EXTRAIT FOURNI:
○ ○ ○

Sans les meubles de Caroline Sers chez Buchet-Chastel

Caroline Sers est une auteure confirmée, dont le premier livre, Tombent les avions, reçut le Prix du Premier Roman. Il n'empêche, je ne la connaissais pas.

Si son dernier, Sans les meubles, n'avait pas échu brutalement dans ma boite aux lettres il aurait peut-être encore fallu quelques ouvrages avant que je ne la découvre.

Celui-ci pourrait être l'histoire de ma famille, de la vôtre sans doute aussi. Nous avons tous une Tante Jeanne donneuse de leçons, une Tante Camille à la mentalité de suiveuse, une mère qui sera éternellement regardée comme la pièce rapportée. La faune familiale est large d'énergumènes qui empoisonnent la vie à coups de petites phrases assassines. On parvient souvent à s'en soustraire. On les oublie. Un jour ils resurgissent. Il suffit d'une convocation chez un notaire pour qu'on soit obligé(e) de remettre à plat des souvenirs enkystés dans des babioles héritées à des moments fatidiques.
La maison familiale a été vendue à la mort du grand-père, quand il est apparu que de sa modeste fortune il ne subsistait plus rien. Inexplicablement. A la mort de son père, Corinne a dû refuser l’héritage, pour ne pas payer les dettes. Sa mère lui a donné tout ce qui venait de sa famille paternelle, des meubles et des objets pour lesquels elle n'avait aucun attachement.

○ ○ ○

OBJECTIFS:
1) Relevez, s'il vous plaît, toutes les personnes que la critique de Sans les meubles désigne par un nom propre.
2) Prolongez la critique de Sans les meubles en reprenant après sa dernière phrase.
Les données qui suivent n'ont aucun lien avec la critique de Sans les meubles.

DONNÉES AFFICHÉES:

○ ○ ○

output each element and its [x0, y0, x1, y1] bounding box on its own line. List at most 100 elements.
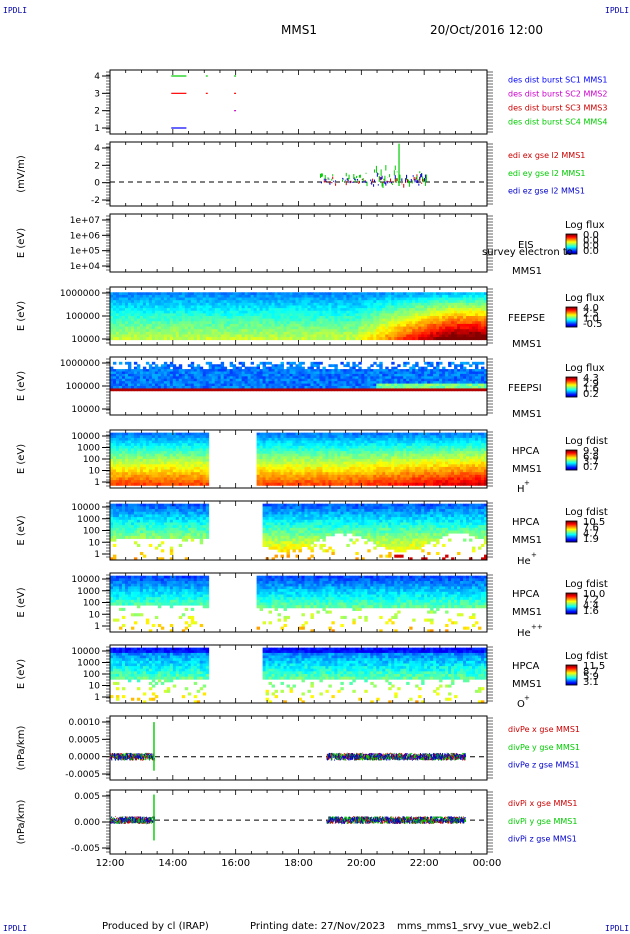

○ ○ ○

RÉSULTATS PAR TÂCHE:
1) Caroline Sers, Tante Jeanne, Tante Camille, Corinne

2)
Corinne, la trentaine, se retrouve avec ses tantes chez le notaire pour régler des années plus tard la succession de sa grand-mère. Ayant perdu son père, elle est en première ligne... Tout se passe bien jusqu’à ce que tante Jeanne demande qu’un inventaire soit fait de tout ce que sa mère lui a donné à la mort de son père.
Héritage accepté, refusé, disputé, la famille Lenoir devra faire face à son passé et à ses petits secrets soigneusement enfouis.
Corinne est une jeune femme moderne, un peu fragile. Elle se voyait travailler dans le théâtre. La réalité n'est pas à la hauteur de ses rêves, mais elle s'en satisfait. Elle est Communauty Manager et son job (bien connu des bloggeurs) consiste à naviguer sur les réseaux sociaux pour veiller à l'image positive des marques de son portefeuille de clientèle.

Ces meubles venus du passé lui furent utiles. Ce fut toujours cela de moins à acheter quand elle a pris son indépendance. Et puis elle les aime. Jusqu'à ce qu'elle découvre qu'ils constituent d'encombrants souvenirs.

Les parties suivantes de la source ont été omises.